■ **Extracto de página**:
· · · · ·
Y a la vez nos adentramos en el mundo tal y como él lo percibe en esos instantes:
“El cielo empezó a plegarse por sí mismo, como una hoja de papel, formando millones de cuadrados vivos y perfectos. La lluvia no caía ya de arriba abajo, sino que empezó a deslizarse en sentido contrario en miles de hilos transparentes organizados en columnas brillantes y tintineantes”.
Pero cuando todo acaba su madre está con él: “Me pegué a ella como una herida a un esparadrapo”. “Los ojos de mi madre lloraban hacia dentro”, escribe en otro breve capítulo. La madre lo curó, le dio las pastillas que tenía reservadas para ella, y que a él lo hicieron feliz como nunca había sido.
Y el tiempo se cerró tras nosotros
Un domingo, la madre llevó a Aleksy hasta un sembrado de girasoles para contarle la verdad del viaje:
“Dimos el último paso y el tiempo se cerró tras nosotros como una cremallera invisible”. A pesar de la dureza, aquel era uno de los pocos recuerdos hermosos que él conservaba: los girasoles, la insistencia de su madre en que no tuviera miedo, las palabras de ella diciéndole que deseaba aquel verano “para morir viviendo hasta el final”, como un cáncer rabioso:
“Porque a lo largo de toda su vida eligió siempre mal. Pero tampoco para vivir encontraba ya un porqué ni un cómo, pues estaba agotada por la falta de amor. Por fin tengo algo mío, Aleksy, algo que me quiere solo a mí.”
Con los días aumentaban los dolores de la madre y Aleksy debía cuidar de ella, pues se estaba convirtiendo en una niña desvalida. Sin embargo, aquellos instantes fueron para Aleksy como imágenes de cuadros hermosos. Había llegado el momento de la reconciliación, del perdón, de recuperar el amor perdido: “Te he querido, Aleksy, te he querido como he podido.”
Los ojos de mi madre eran mis historias no contadas
Aleksy recordará siempre a su madre por sus ojos verdes de aquel verano, del mismo color de los de la hermana muerta. La madre le hablaba de sus del joven polaco que había venido por ella a Inglaterra y que había muerto en un accidente en la obra donde trabajaba. Él era “la sombra de una felicidad que nunca pudo llegar a ser”. También le contaba a Aleksy historias que él conocía, pero las idealizaba, como si hubieran sido tiempos felices. Otras veces hablaban del futuro, o ella daba consejos de madre:
“(…) La muerte es lo más probable que va a sucederle a un individuo. De hecho, lo único que le va a suceder con toda certeza. Por eso, Aleksy, no hagas nunca las cosas a lo tonto pensando que tendrás tiempo de enderezarlas, porque no lo tendrás. El tiempo de después lo utilizarás para hacer más tonterías y para morir más deprisa”.
· · · · ·
■ **Tareas del ejercicio**:
(1) Según el extracto, ¿a qué lugar llevó la madre a Aleksy un domingo para contarle la verdad del viaje?
(2) Traduce al inglés esta oración del extracto: "Con los días aumentaban los dolores de la madre y Aleksy debía cuidar de ella, pues se estaba convirtiendo en una niña desvalida."
(3) Enumera todo lo que, según el extracto, formaba parte de uno de los pocos recuerdos hermosos que Aleksy conservaba.
Las entradas que vienen a continuación proceden de una fuente distinta de la del extracto.

■ **Entradas proporcionadas**:
· · · · ·
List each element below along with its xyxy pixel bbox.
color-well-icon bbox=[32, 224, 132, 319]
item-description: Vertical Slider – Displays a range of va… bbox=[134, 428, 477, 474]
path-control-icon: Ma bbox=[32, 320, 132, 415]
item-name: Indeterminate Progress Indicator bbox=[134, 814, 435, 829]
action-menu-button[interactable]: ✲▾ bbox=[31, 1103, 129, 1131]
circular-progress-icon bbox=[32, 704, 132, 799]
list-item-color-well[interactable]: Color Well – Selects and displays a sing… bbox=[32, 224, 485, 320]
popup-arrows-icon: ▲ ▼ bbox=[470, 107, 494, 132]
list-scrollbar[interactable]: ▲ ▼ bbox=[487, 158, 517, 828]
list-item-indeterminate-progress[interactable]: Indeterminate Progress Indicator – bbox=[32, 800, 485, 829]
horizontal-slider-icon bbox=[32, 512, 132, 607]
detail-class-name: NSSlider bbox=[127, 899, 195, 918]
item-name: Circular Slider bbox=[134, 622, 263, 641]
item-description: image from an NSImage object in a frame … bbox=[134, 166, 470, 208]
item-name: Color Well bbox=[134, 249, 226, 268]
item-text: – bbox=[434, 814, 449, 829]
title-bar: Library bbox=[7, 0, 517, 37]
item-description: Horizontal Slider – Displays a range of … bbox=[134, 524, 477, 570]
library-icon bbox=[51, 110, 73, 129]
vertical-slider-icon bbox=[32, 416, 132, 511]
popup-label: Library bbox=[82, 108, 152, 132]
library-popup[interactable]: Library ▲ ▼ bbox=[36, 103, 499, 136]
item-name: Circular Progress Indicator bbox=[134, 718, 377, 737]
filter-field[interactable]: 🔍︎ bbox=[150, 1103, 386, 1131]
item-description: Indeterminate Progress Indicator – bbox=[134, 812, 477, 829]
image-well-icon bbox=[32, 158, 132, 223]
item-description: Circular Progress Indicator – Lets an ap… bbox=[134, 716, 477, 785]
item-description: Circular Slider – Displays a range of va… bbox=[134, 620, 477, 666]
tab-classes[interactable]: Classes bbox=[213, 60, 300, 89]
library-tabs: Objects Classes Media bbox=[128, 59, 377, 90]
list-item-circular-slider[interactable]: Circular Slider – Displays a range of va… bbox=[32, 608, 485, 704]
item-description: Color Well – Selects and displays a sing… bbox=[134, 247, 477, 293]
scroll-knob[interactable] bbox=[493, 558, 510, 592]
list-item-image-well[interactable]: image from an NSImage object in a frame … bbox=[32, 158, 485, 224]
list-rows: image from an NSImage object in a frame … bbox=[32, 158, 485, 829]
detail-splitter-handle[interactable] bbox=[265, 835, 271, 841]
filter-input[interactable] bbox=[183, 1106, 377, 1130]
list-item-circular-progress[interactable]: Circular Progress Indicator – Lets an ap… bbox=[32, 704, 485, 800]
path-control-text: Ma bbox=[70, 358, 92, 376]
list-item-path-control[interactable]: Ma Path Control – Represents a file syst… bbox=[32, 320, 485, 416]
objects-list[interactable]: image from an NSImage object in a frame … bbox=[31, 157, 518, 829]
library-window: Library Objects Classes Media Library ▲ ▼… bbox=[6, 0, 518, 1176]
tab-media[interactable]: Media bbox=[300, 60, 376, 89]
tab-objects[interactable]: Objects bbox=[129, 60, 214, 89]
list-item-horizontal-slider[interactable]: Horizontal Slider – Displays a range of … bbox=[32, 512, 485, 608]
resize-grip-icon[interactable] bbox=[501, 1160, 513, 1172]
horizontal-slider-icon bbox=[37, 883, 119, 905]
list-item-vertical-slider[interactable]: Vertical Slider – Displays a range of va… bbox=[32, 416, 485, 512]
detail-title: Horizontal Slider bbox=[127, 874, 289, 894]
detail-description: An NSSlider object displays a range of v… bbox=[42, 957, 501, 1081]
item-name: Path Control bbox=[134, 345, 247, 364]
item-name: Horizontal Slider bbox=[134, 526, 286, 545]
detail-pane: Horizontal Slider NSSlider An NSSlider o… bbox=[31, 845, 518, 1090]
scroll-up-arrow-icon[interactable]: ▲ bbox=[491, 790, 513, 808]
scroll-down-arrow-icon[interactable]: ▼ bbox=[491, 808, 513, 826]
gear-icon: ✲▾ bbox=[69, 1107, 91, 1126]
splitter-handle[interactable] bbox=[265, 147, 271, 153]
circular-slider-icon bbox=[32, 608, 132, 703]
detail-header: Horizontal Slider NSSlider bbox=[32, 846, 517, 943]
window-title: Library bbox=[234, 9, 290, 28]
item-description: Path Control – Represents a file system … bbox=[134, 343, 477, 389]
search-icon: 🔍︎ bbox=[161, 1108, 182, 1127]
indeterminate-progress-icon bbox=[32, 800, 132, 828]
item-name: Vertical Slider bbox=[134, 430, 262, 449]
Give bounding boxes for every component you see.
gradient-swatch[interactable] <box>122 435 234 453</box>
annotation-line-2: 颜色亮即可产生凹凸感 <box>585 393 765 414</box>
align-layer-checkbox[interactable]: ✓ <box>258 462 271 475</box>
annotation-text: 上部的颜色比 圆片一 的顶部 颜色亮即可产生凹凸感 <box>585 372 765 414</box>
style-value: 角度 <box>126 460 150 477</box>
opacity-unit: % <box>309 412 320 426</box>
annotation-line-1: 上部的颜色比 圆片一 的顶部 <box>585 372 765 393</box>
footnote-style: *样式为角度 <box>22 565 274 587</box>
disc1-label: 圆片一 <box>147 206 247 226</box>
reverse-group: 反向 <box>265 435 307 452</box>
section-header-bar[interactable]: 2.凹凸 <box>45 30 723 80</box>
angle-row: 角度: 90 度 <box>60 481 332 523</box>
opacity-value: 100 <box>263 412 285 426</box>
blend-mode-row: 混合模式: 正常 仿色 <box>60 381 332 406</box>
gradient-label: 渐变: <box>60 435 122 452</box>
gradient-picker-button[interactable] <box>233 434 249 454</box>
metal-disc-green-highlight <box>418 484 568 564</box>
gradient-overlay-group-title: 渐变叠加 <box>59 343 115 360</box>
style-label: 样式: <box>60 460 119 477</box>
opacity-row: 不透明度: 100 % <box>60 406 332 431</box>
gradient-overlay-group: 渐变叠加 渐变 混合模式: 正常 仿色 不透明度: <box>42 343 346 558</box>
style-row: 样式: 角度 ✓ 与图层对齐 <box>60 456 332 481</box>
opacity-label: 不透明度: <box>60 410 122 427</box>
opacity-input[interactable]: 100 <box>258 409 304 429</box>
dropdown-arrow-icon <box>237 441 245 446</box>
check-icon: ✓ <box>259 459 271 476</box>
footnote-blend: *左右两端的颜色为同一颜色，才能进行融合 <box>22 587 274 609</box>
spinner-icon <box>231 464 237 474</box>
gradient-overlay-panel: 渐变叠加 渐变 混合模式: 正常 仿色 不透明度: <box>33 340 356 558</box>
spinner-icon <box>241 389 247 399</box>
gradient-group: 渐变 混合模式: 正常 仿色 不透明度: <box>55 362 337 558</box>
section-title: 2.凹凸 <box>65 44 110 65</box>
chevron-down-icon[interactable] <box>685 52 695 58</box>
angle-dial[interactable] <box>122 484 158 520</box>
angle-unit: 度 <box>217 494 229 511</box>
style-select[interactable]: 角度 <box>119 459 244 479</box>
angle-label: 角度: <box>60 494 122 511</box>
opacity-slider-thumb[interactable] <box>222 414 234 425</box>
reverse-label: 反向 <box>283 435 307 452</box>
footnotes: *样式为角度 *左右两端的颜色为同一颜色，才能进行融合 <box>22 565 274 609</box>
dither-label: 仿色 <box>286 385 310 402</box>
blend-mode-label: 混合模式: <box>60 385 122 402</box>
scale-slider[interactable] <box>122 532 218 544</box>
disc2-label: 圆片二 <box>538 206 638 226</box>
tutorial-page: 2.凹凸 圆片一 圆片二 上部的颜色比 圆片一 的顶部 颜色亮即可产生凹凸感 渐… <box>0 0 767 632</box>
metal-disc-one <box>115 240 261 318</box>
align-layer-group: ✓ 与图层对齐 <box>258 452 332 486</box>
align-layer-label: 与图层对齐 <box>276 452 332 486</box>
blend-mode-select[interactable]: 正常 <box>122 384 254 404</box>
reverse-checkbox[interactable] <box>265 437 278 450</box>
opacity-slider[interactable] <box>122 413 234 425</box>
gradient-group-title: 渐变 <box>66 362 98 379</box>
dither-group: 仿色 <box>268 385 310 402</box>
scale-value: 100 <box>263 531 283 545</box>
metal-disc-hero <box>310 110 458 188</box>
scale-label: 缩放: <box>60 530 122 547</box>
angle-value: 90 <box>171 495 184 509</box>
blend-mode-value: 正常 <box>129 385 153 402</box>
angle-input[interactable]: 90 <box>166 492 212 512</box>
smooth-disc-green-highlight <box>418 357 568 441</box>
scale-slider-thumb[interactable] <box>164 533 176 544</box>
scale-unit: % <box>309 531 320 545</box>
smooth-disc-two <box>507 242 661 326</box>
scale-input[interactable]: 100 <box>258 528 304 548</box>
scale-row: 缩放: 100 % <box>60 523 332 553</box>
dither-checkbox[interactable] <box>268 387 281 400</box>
· · · · ·
■ **Soluciones**:
(1) A un sembrado de girasoles.

(2) As the days went by, the mother's pain grew worse and Aleksy had to take care of her, since she was turning into a helpless little girl.

(3)
- Los girasoles
- La insistencia de su madre en que no tuviera miedo
- Las palabras de ella diciéndole que deseaba aquel verano "para morir viviendo hasta el final"